Task requirements: Quote all of the data below exactly, please.

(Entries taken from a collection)
## Start

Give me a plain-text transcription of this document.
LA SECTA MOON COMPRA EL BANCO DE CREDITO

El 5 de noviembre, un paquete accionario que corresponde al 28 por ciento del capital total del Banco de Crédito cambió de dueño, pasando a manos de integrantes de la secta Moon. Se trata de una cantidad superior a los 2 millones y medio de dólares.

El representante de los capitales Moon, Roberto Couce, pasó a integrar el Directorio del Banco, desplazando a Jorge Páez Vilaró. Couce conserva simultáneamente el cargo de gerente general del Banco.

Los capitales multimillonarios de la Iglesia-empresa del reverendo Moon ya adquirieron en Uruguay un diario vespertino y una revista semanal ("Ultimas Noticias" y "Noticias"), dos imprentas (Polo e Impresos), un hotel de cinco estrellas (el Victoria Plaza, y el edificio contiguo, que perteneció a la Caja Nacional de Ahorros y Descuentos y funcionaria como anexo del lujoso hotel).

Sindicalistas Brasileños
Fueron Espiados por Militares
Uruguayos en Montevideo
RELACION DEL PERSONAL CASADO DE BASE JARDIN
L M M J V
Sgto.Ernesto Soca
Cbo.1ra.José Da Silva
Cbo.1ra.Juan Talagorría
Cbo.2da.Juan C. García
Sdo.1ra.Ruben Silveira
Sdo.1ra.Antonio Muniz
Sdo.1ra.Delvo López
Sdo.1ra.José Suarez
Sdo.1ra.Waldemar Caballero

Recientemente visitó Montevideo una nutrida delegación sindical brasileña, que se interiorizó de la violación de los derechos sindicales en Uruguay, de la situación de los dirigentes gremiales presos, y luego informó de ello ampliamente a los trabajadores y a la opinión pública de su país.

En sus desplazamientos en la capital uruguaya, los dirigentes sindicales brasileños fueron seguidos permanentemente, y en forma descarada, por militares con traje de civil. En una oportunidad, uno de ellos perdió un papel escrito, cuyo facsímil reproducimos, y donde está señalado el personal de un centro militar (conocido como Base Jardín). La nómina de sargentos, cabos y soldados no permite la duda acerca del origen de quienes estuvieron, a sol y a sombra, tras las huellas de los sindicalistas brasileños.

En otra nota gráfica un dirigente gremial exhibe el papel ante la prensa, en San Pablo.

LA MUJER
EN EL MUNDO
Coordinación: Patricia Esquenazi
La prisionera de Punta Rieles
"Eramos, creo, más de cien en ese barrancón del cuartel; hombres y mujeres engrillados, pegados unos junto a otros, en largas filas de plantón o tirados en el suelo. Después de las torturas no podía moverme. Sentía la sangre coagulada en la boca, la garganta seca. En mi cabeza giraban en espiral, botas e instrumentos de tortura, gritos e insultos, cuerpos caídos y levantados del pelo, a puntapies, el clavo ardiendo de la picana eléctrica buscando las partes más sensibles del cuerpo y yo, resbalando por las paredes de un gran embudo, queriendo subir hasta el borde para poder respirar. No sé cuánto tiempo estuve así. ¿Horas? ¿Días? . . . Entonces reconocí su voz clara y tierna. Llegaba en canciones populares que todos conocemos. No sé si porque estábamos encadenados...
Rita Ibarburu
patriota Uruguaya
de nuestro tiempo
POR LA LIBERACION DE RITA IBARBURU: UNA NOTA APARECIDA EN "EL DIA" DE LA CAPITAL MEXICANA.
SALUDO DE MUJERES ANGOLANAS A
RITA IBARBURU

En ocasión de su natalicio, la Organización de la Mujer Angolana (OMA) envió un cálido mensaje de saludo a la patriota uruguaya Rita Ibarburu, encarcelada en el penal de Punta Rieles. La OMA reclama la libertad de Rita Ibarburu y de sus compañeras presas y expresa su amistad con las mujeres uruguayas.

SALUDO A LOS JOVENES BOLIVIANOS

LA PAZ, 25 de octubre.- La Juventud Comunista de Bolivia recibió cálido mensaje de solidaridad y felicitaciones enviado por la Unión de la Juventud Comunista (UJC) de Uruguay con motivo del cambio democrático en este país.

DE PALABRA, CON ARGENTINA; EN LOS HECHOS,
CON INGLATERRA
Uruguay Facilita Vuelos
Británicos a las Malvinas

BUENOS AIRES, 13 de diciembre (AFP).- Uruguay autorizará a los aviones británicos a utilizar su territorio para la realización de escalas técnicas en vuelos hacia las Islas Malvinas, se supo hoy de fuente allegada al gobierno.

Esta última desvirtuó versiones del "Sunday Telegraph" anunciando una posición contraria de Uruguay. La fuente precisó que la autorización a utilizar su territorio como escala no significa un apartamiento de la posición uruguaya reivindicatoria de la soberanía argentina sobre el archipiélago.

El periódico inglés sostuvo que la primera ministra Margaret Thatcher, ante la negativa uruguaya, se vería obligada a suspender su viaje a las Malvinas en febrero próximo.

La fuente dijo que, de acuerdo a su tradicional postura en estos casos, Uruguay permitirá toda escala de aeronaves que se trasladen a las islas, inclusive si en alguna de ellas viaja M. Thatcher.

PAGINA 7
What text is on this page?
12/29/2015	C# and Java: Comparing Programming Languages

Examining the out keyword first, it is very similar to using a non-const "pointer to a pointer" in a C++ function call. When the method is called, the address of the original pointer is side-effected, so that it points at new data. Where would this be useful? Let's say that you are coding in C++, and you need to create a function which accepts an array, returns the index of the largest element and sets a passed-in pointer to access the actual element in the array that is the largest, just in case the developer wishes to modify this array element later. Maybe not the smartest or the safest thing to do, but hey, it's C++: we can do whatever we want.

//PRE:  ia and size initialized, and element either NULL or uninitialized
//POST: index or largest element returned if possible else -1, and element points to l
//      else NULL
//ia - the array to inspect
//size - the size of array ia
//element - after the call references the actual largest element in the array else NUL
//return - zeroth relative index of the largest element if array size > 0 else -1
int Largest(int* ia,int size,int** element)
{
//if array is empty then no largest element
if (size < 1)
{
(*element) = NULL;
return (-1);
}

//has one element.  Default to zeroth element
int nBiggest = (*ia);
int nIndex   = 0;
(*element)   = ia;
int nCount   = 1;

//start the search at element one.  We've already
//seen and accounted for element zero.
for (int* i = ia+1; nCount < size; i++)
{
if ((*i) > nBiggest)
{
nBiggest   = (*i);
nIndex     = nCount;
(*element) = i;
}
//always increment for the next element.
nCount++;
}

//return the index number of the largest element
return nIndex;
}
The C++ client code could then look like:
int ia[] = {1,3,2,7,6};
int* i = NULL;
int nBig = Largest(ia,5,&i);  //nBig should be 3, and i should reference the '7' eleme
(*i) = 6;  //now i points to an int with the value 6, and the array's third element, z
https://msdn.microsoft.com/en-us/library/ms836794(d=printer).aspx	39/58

## End

Written response:
Give me a plain-text transcription of this document.
LA SECTA MOON COMPRA EL BANCO DE CREDITO

El 5 de noviembre, un paquete accionario que corresponde al 28 por ciento del capital total del Banco de Crédito cambió de dueño, pasando a manos de integrantes de la secta Moon. Se trata de una cantidad superior a los 2 millones y medio de dólares.

El representante de los capitales Moon, Roberto Couce, pasó a integrar el Directorio del Banco, desplazando a Jorge Páez Vilaró. Couce conserva simultáneamente el cargo de gerente general del Banco.

Los capitales multimillonarios de la Iglesia-empresa del reverendo Moon ya adquirieron en Uruguay un diario vespertino y una revista semanal ("Ultimas Noticias" y "Noticias"), dos imprentas (Polo e Impresos), un hotel de cinco estrellas (el Victoria Plaza, y el edificio contiguo, que perteneció a la Caja Nacional de Ahorros y Descuentos y funcionaria como anexo del lujoso hotel).

Sindicalistas Brasileños
Fueron Espiados por Militares
Uruguayos en Montevideo
RELACION DEL PERSONAL CASADO DE BASE JARDIN
L M M J V
Sgto.Ernesto Soca
Cbo.1ra.José Da Silva
Cbo.1ra.Juan Talagorría
Cbo.2da.Juan C. García
Sdo.1ra.Ruben Silveira
Sdo.1ra.Antonio Muniz
Sdo.1ra.Delvo López
Sdo.1ra.José Suarez
Sdo.1ra.Waldemar Caballero

Recientemente visitó Montevideo una nutrida delegación sindical brasileña, que se interiorizó de la violación de los derechos sindicales en Uruguay, de la situación de los dirigentes gremiales presos, y luego informó de ello ampliamente a los trabajadores y a la opinión pública de su país.

En sus desplazamientos en la capital uruguaya, los dirigentes sindicales brasileños fueron seguidos permanentemente, y en forma descarada, por militares con traje de civil. En una oportunidad, uno de ellos perdió un papel escrito, cuyo facsímil reproducimos, y donde está señalado el personal de un centro militar (conocido como Base Jardín). La nómina de sargentos, cabos y soldados no permite la duda acerca del origen de quienes estuvieron, a sol y a sombra, tras las huellas de los sindicalistas brasileños.

En otra nota gráfica un dirigente gremial exhibe el papel ante la prensa, en San Pablo.

LA MUJER
EN EL MUNDO
Coordinación: Patricia Esquenazi
La prisionera de Punta Rieles
"Eramos, creo, más de cien en ese barrancón del cuartel; hombres y mujeres engrillados, pegados unos junto a otros, en largas filas de plantón o tirados en el suelo. Después de las torturas no podía moverme. Sentía la sangre coagulada en la boca, la garganta seca. En mi cabeza giraban en espiral, botas e instrumentos de tortura, gritos e insultos, cuerpos caídos y levantados del pelo, a puntapies, el clavo ardiendo de la picana eléctrica buscando las partes más sensibles del cuerpo y yo, resbalando por las paredes de un gran embudo, queriendo subir hasta el borde para poder respirar. No sé cuánto tiempo estuve así. ¿Horas? ¿Días? . . . Entonces reconocí su voz clara y tierna. Llegaba en canciones populares que todos conocemos. No sé si porque estábamos encadenados...
Rita Ibarburu
patriota Uruguaya
de nuestro tiempo
POR LA LIBERACION DE RITA IBARBURU: UNA NOTA APARECIDA EN "EL DIA" DE LA CAPITAL MEXICANA.
SALUDO DE MUJERES ANGOLANAS A
RITA IBARBURU

En ocasión de su natalicio, la Organización de la Mujer Angolana (OMA) envió un cálido mensaje de saludo a la patriota uruguaya Rita Ibarburu, encarcelada en el penal de Punta Rieles. La OMA reclama la libertad de Rita Ibarburu y de sus compañeras presas y expresa su amistad con las mujeres uruguayas.

SALUDO A LOS JOVENES BOLIVIANOS

LA PAZ, 25 de octubre.- La Juventud Comunista de Bolivia recibió cálido mensaje de solidaridad y felicitaciones enviado por la Unión de la Juventud Comunista (UJC) de Uruguay con motivo del cambio democrático en este país.

DE PALABRA, CON ARGENTINA; EN LOS HECHOS,
CON INGLATERRA
Uruguay Facilita Vuelos
Británicos a las Malvinas

BUENOS AIRES, 13 de diciembre (AFP).- Uruguay autorizará a los aviones británicos a utilizar su territorio para la realización de escalas técnicas en vuelos hacia las Islas Malvinas, se supo hoy de fuente allegada al gobierno.

Esta última desvirtuó versiones del "Sunday Telegraph" anunciando una posición contraria de Uruguay. La fuente precisó que la autorización a utilizar su territorio como escala no significa un apartamiento de la posición uruguaya reivindicatoria de la soberanía argentina sobre el archipiélago.

El periódico inglés sostuvo que la primera ministra Margaret Thatcher, ante la negativa uruguaya, se vería obligada a suspender su viaje a las Malvinas en febrero próximo.

La fuente dijo que, de acuerdo a su tradicional postura en estos casos, Uruguay permitirá toda escala de aeronaves que se trasladen a las islas, inclusive si en alguna de ellas viaja M. Thatcher.

PAGINA 7
What text is on this page?
12/29/2015	C# and Java: Comparing Programming Languages

Examining the out keyword first, it is very similar to using a non-const "pointer to a pointer" in a C++ function call. When the method is called, the address of the original pointer is side-effected, so that it points at new data. Where would this be useful? Let's say that you are coding in C++, and you need to create a function which accepts an array, returns the index of the largest element and sets a passed-in pointer to access the actual element in the array that is the largest, just in case the developer wishes to modify this array element later. Maybe not the smartest or the safest thing to do, but hey, it's C++: we can do whatever we want.

//PRE:  ia and size initialized, and element either NULL or uninitialized
//POST: index or largest element returned if possible else -1, and element points to l
//      else NULL
//ia - the array to inspect
//size - the size of array ia
//element - after the call references the actual largest element in the array else NUL
//return - zeroth relative index of the largest element if array size > 0 else -1
int Largest(int* ia,int size,int** element)
{
//if array is empty then no largest element
if (size < 1)
{
(*element) = NULL;
return (-1);
}

//has one element.  Default to zeroth element
int nBiggest = (*ia);
int nIndex   = 0;
(*element)   = ia;
int nCount   = 1;

//start the search at element one.  We've already
//seen and accounted for element zero.
for (int* i = ia+1; nCount < size; i++)
{
if ((*i) > nBiggest)
{
nBiggest   = (*i);
nIndex     = nCount;
(*element) = i;
}
//always increment for the next element.
nCount++;
}

//return the index number of the largest element
return nIndex;
}
The C++ client code could then look like:
int ia[] = {1,3,2,7,6};
int* i = NULL;
int nBig = Largest(ia,5,&i);  //nBig should be 3, and i should reference the '7' eleme
(*i) = 6;  //now i points to an int with the value 6, and the array's third element, z
https://msdn.microsoft.com/en-us/library/ms836794(d=printer).aspx	39/58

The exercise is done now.